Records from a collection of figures
______________________________

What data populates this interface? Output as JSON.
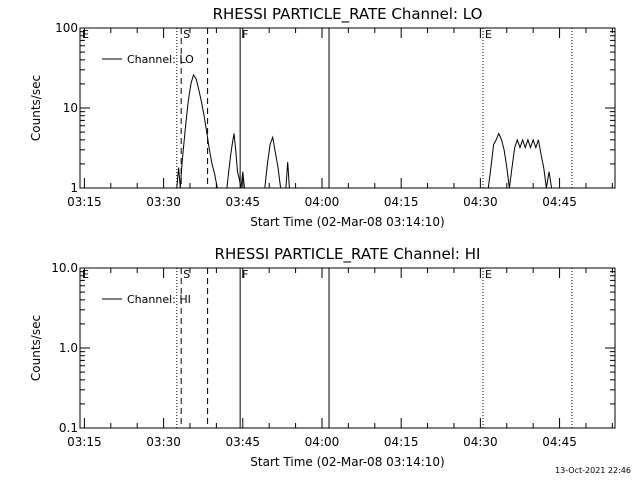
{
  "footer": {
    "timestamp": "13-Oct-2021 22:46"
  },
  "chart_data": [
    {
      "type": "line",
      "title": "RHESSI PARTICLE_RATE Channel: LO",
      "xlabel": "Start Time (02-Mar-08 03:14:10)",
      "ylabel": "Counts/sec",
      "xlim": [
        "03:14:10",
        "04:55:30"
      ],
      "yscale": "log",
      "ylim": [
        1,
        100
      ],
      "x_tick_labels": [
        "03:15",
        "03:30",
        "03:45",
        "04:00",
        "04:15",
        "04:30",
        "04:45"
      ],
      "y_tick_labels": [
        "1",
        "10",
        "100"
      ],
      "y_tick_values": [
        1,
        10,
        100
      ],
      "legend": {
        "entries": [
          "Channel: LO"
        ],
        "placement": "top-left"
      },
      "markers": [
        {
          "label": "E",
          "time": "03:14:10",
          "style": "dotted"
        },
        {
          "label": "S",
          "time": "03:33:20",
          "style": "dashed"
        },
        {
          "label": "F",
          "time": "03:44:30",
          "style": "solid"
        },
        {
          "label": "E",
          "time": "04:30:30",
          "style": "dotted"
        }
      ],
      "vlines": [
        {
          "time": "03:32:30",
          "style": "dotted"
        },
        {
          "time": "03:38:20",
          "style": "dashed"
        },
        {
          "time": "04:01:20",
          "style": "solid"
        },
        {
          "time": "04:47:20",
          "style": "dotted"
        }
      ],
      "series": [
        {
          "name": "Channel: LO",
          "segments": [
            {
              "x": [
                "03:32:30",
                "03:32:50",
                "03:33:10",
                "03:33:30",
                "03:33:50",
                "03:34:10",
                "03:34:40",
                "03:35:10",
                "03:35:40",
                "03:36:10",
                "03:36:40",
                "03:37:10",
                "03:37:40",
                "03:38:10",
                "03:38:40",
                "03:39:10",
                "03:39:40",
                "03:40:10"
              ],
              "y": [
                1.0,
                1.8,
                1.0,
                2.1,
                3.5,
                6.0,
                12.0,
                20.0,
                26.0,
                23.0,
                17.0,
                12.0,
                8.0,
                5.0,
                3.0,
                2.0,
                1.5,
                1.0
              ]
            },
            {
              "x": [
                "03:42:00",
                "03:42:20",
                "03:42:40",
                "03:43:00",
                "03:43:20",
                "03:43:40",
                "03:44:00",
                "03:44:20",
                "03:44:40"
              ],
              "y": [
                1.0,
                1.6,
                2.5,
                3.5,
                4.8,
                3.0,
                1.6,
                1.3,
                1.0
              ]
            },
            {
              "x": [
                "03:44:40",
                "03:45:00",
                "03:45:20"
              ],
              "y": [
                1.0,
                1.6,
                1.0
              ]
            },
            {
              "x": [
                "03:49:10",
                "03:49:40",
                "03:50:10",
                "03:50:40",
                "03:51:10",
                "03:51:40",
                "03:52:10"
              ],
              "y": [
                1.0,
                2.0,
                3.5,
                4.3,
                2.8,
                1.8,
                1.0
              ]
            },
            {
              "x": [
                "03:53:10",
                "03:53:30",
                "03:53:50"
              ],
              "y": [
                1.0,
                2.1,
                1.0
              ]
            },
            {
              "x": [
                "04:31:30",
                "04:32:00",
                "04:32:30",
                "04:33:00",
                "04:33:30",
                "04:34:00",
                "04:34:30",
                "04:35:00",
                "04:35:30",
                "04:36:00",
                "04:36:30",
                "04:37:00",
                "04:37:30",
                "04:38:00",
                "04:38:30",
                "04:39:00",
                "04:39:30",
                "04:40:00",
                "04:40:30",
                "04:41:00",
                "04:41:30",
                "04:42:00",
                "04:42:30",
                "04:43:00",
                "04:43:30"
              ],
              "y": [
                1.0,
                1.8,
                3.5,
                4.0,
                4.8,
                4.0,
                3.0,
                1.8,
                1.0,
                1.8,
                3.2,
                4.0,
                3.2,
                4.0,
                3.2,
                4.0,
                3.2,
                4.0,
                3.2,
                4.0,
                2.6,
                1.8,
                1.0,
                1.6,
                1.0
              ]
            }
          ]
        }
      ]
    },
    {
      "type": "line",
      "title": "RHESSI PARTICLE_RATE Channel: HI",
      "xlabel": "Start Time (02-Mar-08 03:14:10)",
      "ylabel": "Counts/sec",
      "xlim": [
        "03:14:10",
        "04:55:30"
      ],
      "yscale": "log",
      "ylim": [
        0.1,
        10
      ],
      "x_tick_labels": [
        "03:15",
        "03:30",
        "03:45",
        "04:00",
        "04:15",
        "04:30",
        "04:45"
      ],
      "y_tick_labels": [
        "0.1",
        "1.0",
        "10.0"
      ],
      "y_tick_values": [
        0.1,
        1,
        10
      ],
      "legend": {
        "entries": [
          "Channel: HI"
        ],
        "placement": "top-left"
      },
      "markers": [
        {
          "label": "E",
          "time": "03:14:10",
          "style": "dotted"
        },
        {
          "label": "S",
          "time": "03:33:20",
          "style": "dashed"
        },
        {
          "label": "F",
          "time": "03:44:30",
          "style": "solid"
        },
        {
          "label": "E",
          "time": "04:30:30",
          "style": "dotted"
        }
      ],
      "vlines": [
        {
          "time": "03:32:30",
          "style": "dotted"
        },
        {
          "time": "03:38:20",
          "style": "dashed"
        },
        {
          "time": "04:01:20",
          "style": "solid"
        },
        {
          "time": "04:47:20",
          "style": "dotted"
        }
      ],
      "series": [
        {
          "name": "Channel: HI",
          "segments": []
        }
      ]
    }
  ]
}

______________________________

(What you need to do): Repeat all of the entries word for word, but omit the pictures.

(Solved problem):
What data populates this interface? Output as JSON.
{
  "footer": {
    "timestamp": "13-Oct-2021 22:46"
  },
  "chart_data": [
    {
      "type": "line",
      "title": "RHESSI PARTICLE_RATE Channel: LO",
      "xlabel": "Start Time (02-Mar-08 03:14:10)",
      "ylabel": "Counts/sec",
      "xlim": [
        "03:14:10",
        "04:55:30"
      ],
      "yscale": "log",
      "ylim": [
        1,
        100
      ],
      "x_tick_labels": [
        "03:15",
        "03:30",
        "03:45",
        "04:00",
        "04:15",
        "04:30",
        "04:45"
      ],
      "y_tick_labels": [
        "1",
        "10",
        "100"
      ],
      "y_tick_values": [
        1,
        10,
        100
      ],
      "legend": {
        "entries": [
          "Channel: LO"
        ],
        "placement": "top-left"
      },
      "markers": [
        {
          "label": "E",
          "time": "03:14:10",
          "style": "dotted"
        },
        {
          "label": "S",
          "time": "03:33:20",
          "style": "dashed"
        },
        {
          "label": "F",
          "time": "03:44:30",
          "style": "solid"
        },
        {
          "label": "E",
          "time": "04:30:30",
          "style": "dotted"
        }
      ],
      "vlines": [
        {
          "time": "03:32:30",
          "style": "dotted"
        },
        {
          "time": "03:38:20",
          "style": "dashed"
        },
        {
          "time": "04:01:20",
          "style": "solid"
        },
        {
          "time": "04:47:20",
          "style": "dotted"
        }
      ],
      "series": [
        {
          "name": "Channel: LO",
          "segments": [
            {
              "x": [
                "03:32:30",
                "03:32:50",
                "03:33:10",
                "03:33:30",
                "03:33:50",
                "03:34:10",
                "03:34:40",
                "03:35:10",
                "03:35:40",
                "03:36:10",
                "03:36:40",
                "03:37:10",
                "03:37:40",
                "03:38:10",
                "03:38:40",
                "03:39:10",
                "03:39:40",
                "03:40:10"
              ],
              "y": [
                1.0,
                1.8,
                1.0,
                2.1,
                3.5,
                6.0,
                12.0,
                20.0,
                26.0,
                23.0,
                17.0,
                12.0,
                8.0,
                5.0,
                3.0,
                2.0,
                1.5,
                1.0
              ]
            },
            {
              "x": [
                "03:42:00",
                "03:42:20",
                "03:42:40",
                "03:43:00",
                "03:43:20",
                "03:43:40",
                "03:44:00",
                "03:44:20",
                "03:44:40"
              ],
              "y": [
                1.0,
                1.6,
                2.5,
                3.5,
                4.8,
                3.0,
                1.6,
                1.3,
                1.0
              ]
            },
            {
              "x": [
                "03:44:40",
                "03:45:00",
                "03:45:20"
              ],
              "y": [
                1.0,
                1.6,
                1.0
              ]
            },
            {
              "x": [
                "03:49:10",
                "03:49:40",
                "03:50:10",
                "03:50:40",
                "03:51:10",
                "03:51:40",
                "03:52:10"
              ],
              "y": [
                1.0,
                2.0,
                3.5,
                4.3,
                2.8,
                1.8,
                1.0
              ]
            },
            {
              "x": [
                "03:53:10",
                "03:53:30",
                "03:53:50"
              ],
              "y": [
                1.0,
                2.1,
                1.0
              ]
            },
            {
              "x": [
                "04:31:30",
                "04:32:00",
                "04:32:30",
                "04:33:00",
                "04:33:30",
                "04:34:00",
                "04:34:30",
                "04:35:00",
                "04:35:30",
                "04:36:00",
                "04:36:30",
                "04:37:00",
                "04:37:30",
                "04:38:00",
                "04:38:30",
                "04:39:00",
                "04:39:30",
                "04:40:00",
                "04:40:30",
                "04:41:00",
                "04:41:30",
                "04:42:00",
                "04:42:30",
                "04:43:00",
                "04:43:30"
              ],
              "y": [
                1.0,
                1.8,
                3.5,
                4.0,
                4.8,
                4.0,
                3.0,
                1.8,
                1.0,
                1.8,
                3.2,
                4.0,
                3.2,
                4.0,
                3.2,
                4.0,
                3.2,
                4.0,
                3.2,
                4.0,
                2.6,
                1.8,
                1.0,
                1.6,
                1.0
              ]
            }
          ]
        }
      ]
    },
    {
      "type": "line",
      "title": "RHESSI PARTICLE_RATE Channel: HI",
      "xlabel": "Start Time (02-Mar-08 03:14:10)",
      "ylabel": "Counts/sec",
      "xlim": [
        "03:14:10",
        "04:55:30"
      ],
      "yscale": "log",
      "ylim": [
        0.1,
        10
      ],
      "x_tick_labels": [
        "03:15",
        "03:30",
        "03:45",
        "04:00",
        "04:15",
        "04:30",
        "04:45"
      ],
      "y_tick_labels": [
        "0.1",
        "1.0",
        "10.0"
      ],
      "y_tick_values": [
        0.1,
        1,
        10
      ],
      "legend": {
        "entries": [
          "Channel: HI"
        ],
        "placement": "top-left"
      },
      "markers": [
        {
          "label": "E",
          "time": "03:14:10",
          "style": "dotted"
        },
        {
          "label": "S",
          "time": "03:33:20",
          "style": "dashed"
        },
        {
          "label": "F",
          "time": "03:44:30",
          "style": "solid"
        },
        {
          "label": "E",
          "time": "04:30:30",
          "style": "dotted"
        }
      ],
      "vlines": [
        {
          "time": "03:32:30",
          "style": "dotted"
        },
        {
          "time": "03:38:20",
          "style": "dashed"
        },
        {
          "time": "04:01:20",
          "style": "solid"
        },
        {
          "time": "04:47:20",
          "style": "dotted"
        }
      ],
      "series": [
        {
          "name": "Channel: HI",
          "segments": []
        }
      ]
    }
  ]
}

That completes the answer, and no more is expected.